* _The problem_
Find the line that contains "Parse this screenshot: output". Copy it and every line after it to the end of the material below, exactly, with no pictures.

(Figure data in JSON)
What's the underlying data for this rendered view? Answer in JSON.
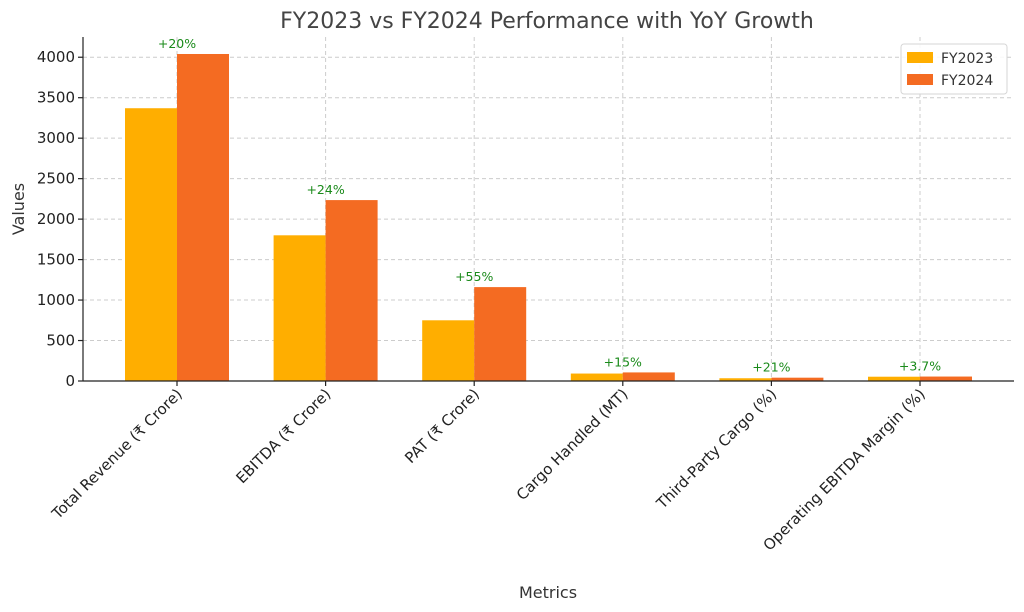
{
  "chart_data": {
    "type": "bar",
    "title": "FY2023 vs FY2024 Performance with YoY Growth",
    "xlabel": "Metrics",
    "ylabel": "Values",
    "ylim": [
      0,
      4250
    ],
    "yticks": [
      0,
      500,
      1000,
      1500,
      2000,
      2500,
      3000,
      3500,
      4000
    ],
    "grid": true,
    "legend_position": "top-right",
    "categories": [
      "Total Revenue (₹ Crore)",
      "EBITDA (₹ Crore)",
      "PAT (₹ Crore)",
      "Cargo Handled (MT)",
      "Third-Party Cargo (%)",
      "Operating EBITDA Margin (%)"
    ],
    "series": [
      {
        "name": "FY2023",
        "color": "#FFAE00",
        "values": [
          3370,
          1800,
          750,
          92,
          34,
          53
        ]
      },
      {
        "name": "FY2024",
        "color": "#F46B22",
        "values": [
          4040,
          2235,
          1160,
          106,
          41,
          55
        ]
      }
    ],
    "annotations": [
      "+20%",
      "+24%",
      "+55%",
      "+15%",
      "+21%",
      "+3.7%"
    ]
  }
}
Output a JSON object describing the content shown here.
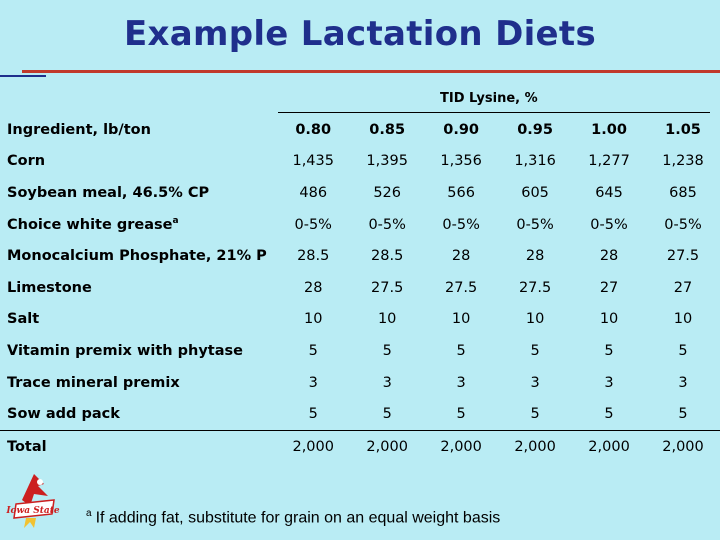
{
  "title": "Example Lactation Diets",
  "table": {
    "group_header": "TID Lysine, %",
    "ingredient_header": "Ingredient, lb/ton",
    "columns": [
      "0.80",
      "0.85",
      "0.90",
      "0.95",
      "1.00",
      "1.05"
    ],
    "rows": [
      {
        "name": "Corn",
        "sup": "",
        "values": [
          "1,435",
          "1,395",
          "1,356",
          "1,316",
          "1,277",
          "1,238"
        ]
      },
      {
        "name": "Soybean meal, 46.5% CP",
        "sup": "",
        "values": [
          "486",
          "526",
          "566",
          "605",
          "645",
          "685"
        ]
      },
      {
        "name": "Choice white grease",
        "sup": "a",
        "values": [
          "0-5%",
          "0-5%",
          "0-5%",
          "0-5%",
          "0-5%",
          "0-5%"
        ]
      },
      {
        "name": "Monocalcium Phosphate, 21% P",
        "sup": "",
        "values": [
          "28.5",
          "28.5",
          "28",
          "28",
          "28",
          "27.5"
        ]
      },
      {
        "name": "Limestone",
        "sup": "",
        "values": [
          "28",
          "27.5",
          "27.5",
          "27.5",
          "27",
          "27"
        ]
      },
      {
        "name": "Salt",
        "sup": "",
        "values": [
          "10",
          "10",
          "10",
          "10",
          "10",
          "10"
        ]
      },
      {
        "name": "Vitamin premix with phytase",
        "sup": "",
        "values": [
          "5",
          "5",
          "5",
          "5",
          "5",
          "5"
        ]
      },
      {
        "name": "Trace mineral premix",
        "sup": "",
        "values": [
          "3",
          "3",
          "3",
          "3",
          "3",
          "3"
        ]
      },
      {
        "name": "Sow add pack",
        "sup": "",
        "values": [
          "5",
          "5",
          "5",
          "5",
          "5",
          "5"
        ]
      },
      {
        "name": "Total",
        "sup": "",
        "values": [
          "2,000",
          "2,000",
          "2,000",
          "2,000",
          "2,000",
          "2,000"
        ]
      }
    ]
  },
  "footnote": {
    "marker": "a",
    "text": "If adding fat, substitute for grain on an equal weight basis"
  },
  "logo": {
    "text": "Iowa State"
  },
  "colors": {
    "background": "#b9ecf4",
    "title": "#1f2f8c",
    "rule": "#c0392b",
    "logo_red": "#cc1f1f",
    "logo_gold": "#f2c230"
  }
}
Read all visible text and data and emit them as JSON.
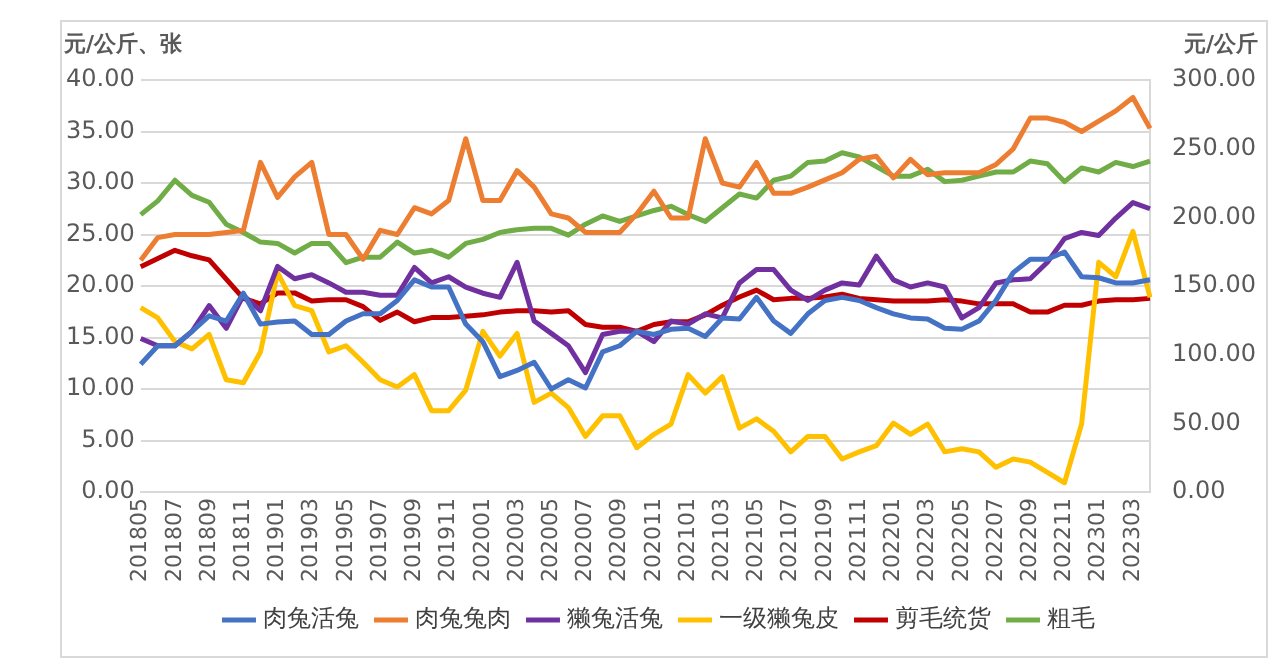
{
  "chart_data": {
    "type": "line",
    "ylabel": "元/公斤、张",
    "y2label": "元/公斤",
    "categories": [
      "201805",
      null,
      "201807",
      null,
      "201809",
      null,
      "201811",
      null,
      "201901",
      null,
      "201903",
      null,
      "201905",
      null,
      "201907",
      null,
      "201909",
      null,
      "201911",
      null,
      "202001",
      null,
      "202003",
      null,
      "202005",
      null,
      "202007",
      null,
      "202009",
      null,
      "202011",
      null,
      "202101",
      null,
      "202103",
      null,
      "202105",
      null,
      "202107",
      null,
      "202109",
      null,
      "202111",
      null,
      "202201",
      null,
      "202203",
      null,
      "202205",
      null,
      "202207",
      null,
      "202209",
      null,
      "202211",
      null,
      "202301",
      null,
      "202303",
      null
    ],
    "series": [
      {
        "name": "肉兔活兔",
        "color": "#4472c4",
        "values": [
          12.4,
          14.2,
          14.2,
          15.6,
          17.1,
          16.6,
          19.3,
          16.3,
          16.5,
          16.6,
          15.3,
          15.3,
          16.6,
          17.3,
          17.3,
          18.6,
          20.6,
          19.9,
          19.9,
          16.3,
          14.6,
          11.2,
          11.8,
          12.6,
          10.0,
          10.9,
          10.1,
          13.6,
          14.2,
          15.6,
          15.3,
          15.8,
          15.9,
          15.1,
          16.9,
          16.8,
          18.9,
          16.6,
          15.4,
          17.3,
          18.6,
          18.9,
          18.6,
          17.9,
          17.3,
          16.9,
          16.8,
          15.9,
          15.8,
          16.6,
          18.6,
          21.3,
          22.6,
          22.6,
          23.3,
          20.9,
          20.8,
          20.3,
          20.3,
          20.6
        ]
      },
      {
        "name": "肉兔兔肉",
        "color": "#ed7d31",
        "values": [
          22.5,
          24.7,
          25.0,
          25.0,
          25.0,
          25.2,
          25.4,
          32.0,
          28.6,
          30.6,
          32.0,
          25.0,
          25.0,
          22.6,
          25.4,
          25.0,
          27.6,
          27.0,
          28.3,
          34.3,
          28.3,
          28.3,
          31.2,
          29.6,
          27.0,
          26.6,
          25.2,
          25.2,
          25.2,
          27.0,
          29.2,
          26.6,
          26.6,
          34.3,
          30.0,
          29.6,
          32.0,
          29.0,
          29.0,
          29.6,
          30.3,
          31.0,
          32.3,
          32.6,
          30.5,
          32.3,
          30.8,
          31.0,
          31.0,
          31.0,
          31.8,
          33.3,
          36.3,
          36.3,
          35.9,
          35.0,
          36.0,
          37.0,
          38.3,
          35.3
        ]
      },
      {
        "name": "獭兔活兔",
        "color": "#7030a0",
        "values": [
          14.9,
          14.2,
          14.2,
          15.6,
          18.1,
          15.9,
          19.1,
          17.6,
          21.9,
          20.7,
          21.1,
          20.3,
          19.4,
          19.4,
          19.1,
          19.1,
          21.8,
          20.3,
          20.9,
          19.9,
          19.3,
          18.9,
          22.3,
          16.6,
          15.4,
          14.2,
          11.6,
          15.3,
          15.6,
          15.6,
          14.6,
          16.6,
          16.3,
          17.3,
          16.9,
          20.3,
          21.6,
          21.6,
          19.6,
          18.6,
          19.6,
          20.3,
          20.1,
          22.9,
          20.6,
          19.9,
          20.3,
          19.9,
          16.9,
          17.9,
          20.3,
          20.6,
          20.7,
          22.3,
          24.6,
          25.2,
          24.9,
          26.6,
          28.1,
          27.5
        ]
      },
      {
        "name": "一级獭兔皮",
        "color": "#ffc000",
        "values": [
          17.9,
          16.9,
          14.6,
          13.9,
          15.3,
          10.9,
          10.6,
          13.6,
          21.3,
          18.1,
          17.6,
          13.6,
          14.2,
          12.6,
          10.9,
          10.2,
          11.4,
          7.9,
          7.9,
          9.9,
          15.6,
          13.2,
          15.4,
          8.7,
          9.6,
          8.2,
          5.4,
          7.4,
          7.4,
          4.3,
          5.6,
          6.6,
          11.4,
          9.6,
          11.2,
          6.2,
          7.1,
          5.9,
          3.9,
          5.4,
          5.4,
          3.2,
          3.9,
          4.5,
          6.7,
          5.6,
          6.6,
          3.9,
          4.2,
          3.9,
          2.4,
          3.2,
          2.9,
          1.9,
          0.9,
          6.6,
          22.3,
          20.9,
          25.3,
          18.9
        ]
      },
      {
        "name": "剪毛统货",
        "color": "#c00000",
        "axis": "y2",
        "values": [
          164,
          170,
          176,
          172,
          169,
          155,
          141,
          137,
          145,
          145,
          139,
          140,
          140,
          135,
          125,
          131,
          124,
          127,
          127,
          128,
          129,
          131,
          132,
          132,
          131,
          132,
          122,
          120,
          120,
          117,
          122,
          124,
          124,
          129,
          136,
          142,
          147,
          140,
          141,
          141,
          142,
          144,
          141,
          140,
          139,
          139,
          139,
          140,
          139,
          137,
          137,
          137,
          131,
          131,
          136,
          136,
          139,
          140,
          140,
          141
        ]
      },
      {
        "name": "粗毛",
        "color": "#70ad47",
        "axis": "y2",
        "values": [
          202,
          212,
          227,
          216,
          211,
          195,
          189,
          182,
          181,
          174,
          181,
          181,
          167,
          171,
          171,
          182,
          174,
          176,
          171,
          181,
          184,
          189,
          191,
          192,
          192,
          187,
          195,
          201,
          197,
          201,
          205,
          208,
          202,
          197,
          207,
          217,
          214,
          227,
          230,
          240,
          241,
          247,
          244,
          237,
          230,
          230,
          235,
          226,
          227,
          230,
          233,
          233,
          241,
          239,
          226,
          236,
          233,
          240,
          237,
          241
        ]
      }
    ],
    "ylim": [
      0,
      40
    ],
    "yticks": [
      {
        "value": 0,
        "label": "0.00"
      },
      {
        "value": 5,
        "label": "5.00"
      },
      {
        "value": 10,
        "label": "10.00"
      },
      {
        "value": 15,
        "label": "15.00"
      },
      {
        "value": 20,
        "label": "20.00"
      },
      {
        "value": 25,
        "label": "25.00"
      },
      {
        "value": 30,
        "label": "30.00"
      },
      {
        "value": 35,
        "label": "35.00"
      },
      {
        "value": 40,
        "label": "40.00"
      }
    ],
    "y2lim": [
      0,
      300
    ],
    "y2ticks": [
      {
        "value": 0,
        "label": "0.00"
      },
      {
        "value": 50,
        "label": "50.00"
      },
      {
        "value": 100,
        "label": "100.00"
      },
      {
        "value": 150,
        "label": "150.00"
      },
      {
        "value": 200,
        "label": "200.00"
      },
      {
        "value": 250,
        "label": "250.00"
      },
      {
        "value": 300,
        "label": "300.00"
      }
    ],
    "grid": "y",
    "legend": "bottom",
    "marker": "none",
    "line_style": "solid"
  }
}
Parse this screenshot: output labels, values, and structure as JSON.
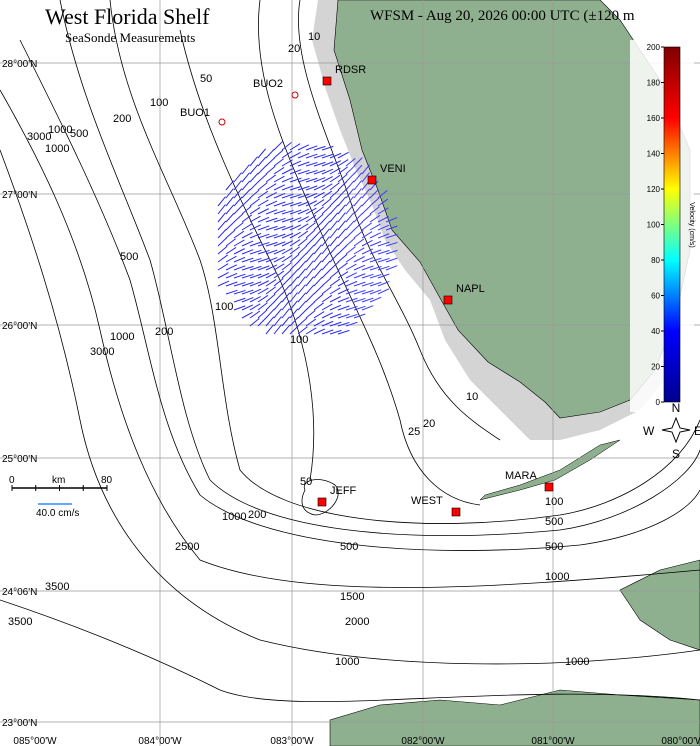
{
  "header": {
    "title": "West Florida Shelf",
    "subtitle": "SeaSonde Measurements",
    "info": "WFSM - Aug 20, 2026 00:00 UTC (±120 m"
  },
  "latitudes": [
    "28°00'N",
    "27°00'N",
    "26°00'N",
    "25°00'N",
    "24°06'N",
    "23°00'N"
  ],
  "longitudes": [
    "085°00'W",
    "084°00'W",
    "083°00'W",
    "082°00'W",
    "081°00'W",
    "080°00'W"
  ],
  "stations": [
    "BUO2",
    "BUO1",
    "RDSR",
    "VENI",
    "NAPL",
    "JEFF",
    "WEST",
    "MARA"
  ],
  "contour_labels": [
    "10",
    "20",
    "50",
    "100",
    "200",
    "500",
    "1000",
    "3000",
    "1000",
    "500",
    "200",
    "100",
    "1000",
    "3000",
    "100",
    "10",
    "25",
    "20",
    "50",
    "200",
    "1000",
    "2500",
    "3500",
    "3500",
    "500",
    "500",
    "100",
    "500",
    "1000",
    "1500",
    "2000",
    "1000",
    "1000"
  ],
  "scale_bar": {
    "start": "0",
    "unit": "km",
    "end": "80",
    "reference": "40.0 cm/s"
  },
  "colorbar": {
    "title": "Velocity (cm/s)",
    "ticks": [
      0,
      20,
      40,
      60,
      80,
      100,
      120,
      140,
      160,
      180,
      200
    ],
    "lim": [
      0,
      200
    ]
  },
  "compass": {
    "north": "N",
    "east": "E",
    "west": "W",
    "south": "S"
  }
}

* _Result of the exercise_
Parse this screenshot: output labels, values, and structure as JSON.
{
  "header": {
    "title": "West Florida Shelf",
    "subtitle": "SeaSonde Measurements",
    "info": "WFSM - Aug 20, 2026 00:00 UTC (±120 m"
  },
  "latitudes": [
    "28°00'N",
    "27°00'N",
    "26°00'N",
    "25°00'N",
    "24°06'N",
    "23°00'N"
  ],
  "longitudes": [
    "085°00'W",
    "084°00'W",
    "083°00'W",
    "082°00'W",
    "081°00'W",
    "080°00'W"
  ],
  "stations": [
    "BUO2",
    "BUO1",
    "RDSR",
    "VENI",
    "NAPL",
    "JEFF",
    "WEST",
    "MARA"
  ],
  "contour_labels": [
    "10",
    "20",
    "50",
    "100",
    "200",
    "500",
    "1000",
    "3000",
    "1000",
    "500",
    "200",
    "100",
    "1000",
    "3000",
    "100",
    "10",
    "25",
    "20",
    "50",
    "200",
    "1000",
    "2500",
    "3500",
    "3500",
    "500",
    "500",
    "100",
    "500",
    "1000",
    "1500",
    "2000",
    "1000",
    "1000"
  ],
  "scale_bar": {
    "start": "0",
    "unit": "km",
    "end": "80",
    "reference": "40.0 cm/s"
  },
  "colorbar": {
    "title": "Velocity (cm/s)",
    "ticks": [
      0,
      20,
      40,
      60,
      80,
      100,
      120,
      140,
      160,
      180,
      200
    ],
    "lim": [
      0,
      200
    ]
  },
  "compass": {
    "north": "N",
    "east": "E",
    "west": "W",
    "south": "S"
  }
}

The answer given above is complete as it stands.